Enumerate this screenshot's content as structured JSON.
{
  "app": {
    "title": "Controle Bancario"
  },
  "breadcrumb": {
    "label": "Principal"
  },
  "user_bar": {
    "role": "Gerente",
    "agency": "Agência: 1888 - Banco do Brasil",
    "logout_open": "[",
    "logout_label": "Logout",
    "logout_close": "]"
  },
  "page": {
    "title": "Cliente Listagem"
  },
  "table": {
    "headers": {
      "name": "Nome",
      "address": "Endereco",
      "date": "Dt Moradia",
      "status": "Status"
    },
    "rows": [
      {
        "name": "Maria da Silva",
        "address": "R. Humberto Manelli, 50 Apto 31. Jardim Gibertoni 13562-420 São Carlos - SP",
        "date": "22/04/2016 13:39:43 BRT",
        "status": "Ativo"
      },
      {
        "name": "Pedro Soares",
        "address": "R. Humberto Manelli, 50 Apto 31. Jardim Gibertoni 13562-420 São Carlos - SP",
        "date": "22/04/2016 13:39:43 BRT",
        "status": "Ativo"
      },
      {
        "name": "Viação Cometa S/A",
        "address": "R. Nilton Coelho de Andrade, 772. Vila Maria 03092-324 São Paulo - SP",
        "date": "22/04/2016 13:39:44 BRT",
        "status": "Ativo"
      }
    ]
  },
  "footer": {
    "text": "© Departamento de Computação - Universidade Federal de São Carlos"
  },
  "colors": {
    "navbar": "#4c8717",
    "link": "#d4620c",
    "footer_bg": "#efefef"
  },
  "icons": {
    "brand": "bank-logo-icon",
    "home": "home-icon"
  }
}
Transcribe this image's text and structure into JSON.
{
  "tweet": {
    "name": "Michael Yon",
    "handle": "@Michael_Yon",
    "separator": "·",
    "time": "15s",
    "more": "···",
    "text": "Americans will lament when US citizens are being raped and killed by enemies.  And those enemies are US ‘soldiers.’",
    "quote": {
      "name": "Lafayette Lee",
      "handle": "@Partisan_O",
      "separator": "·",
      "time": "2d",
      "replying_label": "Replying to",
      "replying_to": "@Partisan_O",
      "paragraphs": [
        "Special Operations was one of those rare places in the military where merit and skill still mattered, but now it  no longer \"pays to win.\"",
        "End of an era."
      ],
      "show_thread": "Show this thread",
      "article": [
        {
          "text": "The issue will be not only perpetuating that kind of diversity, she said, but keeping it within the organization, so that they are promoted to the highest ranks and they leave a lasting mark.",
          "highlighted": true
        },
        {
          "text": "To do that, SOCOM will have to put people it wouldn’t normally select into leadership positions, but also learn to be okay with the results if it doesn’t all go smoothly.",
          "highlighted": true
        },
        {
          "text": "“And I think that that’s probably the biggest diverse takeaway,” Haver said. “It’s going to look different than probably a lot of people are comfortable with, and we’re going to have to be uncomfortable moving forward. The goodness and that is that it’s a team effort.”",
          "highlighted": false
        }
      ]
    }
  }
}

□ □ □ □ □

=== WORK TO DO ===
Copy out each line of the records where the string "JSON" appears.

=== TASK RESPONSE ===
Enumerate this screenshot's content as structured JSON.
Transcribe this image's text and structure into JSON.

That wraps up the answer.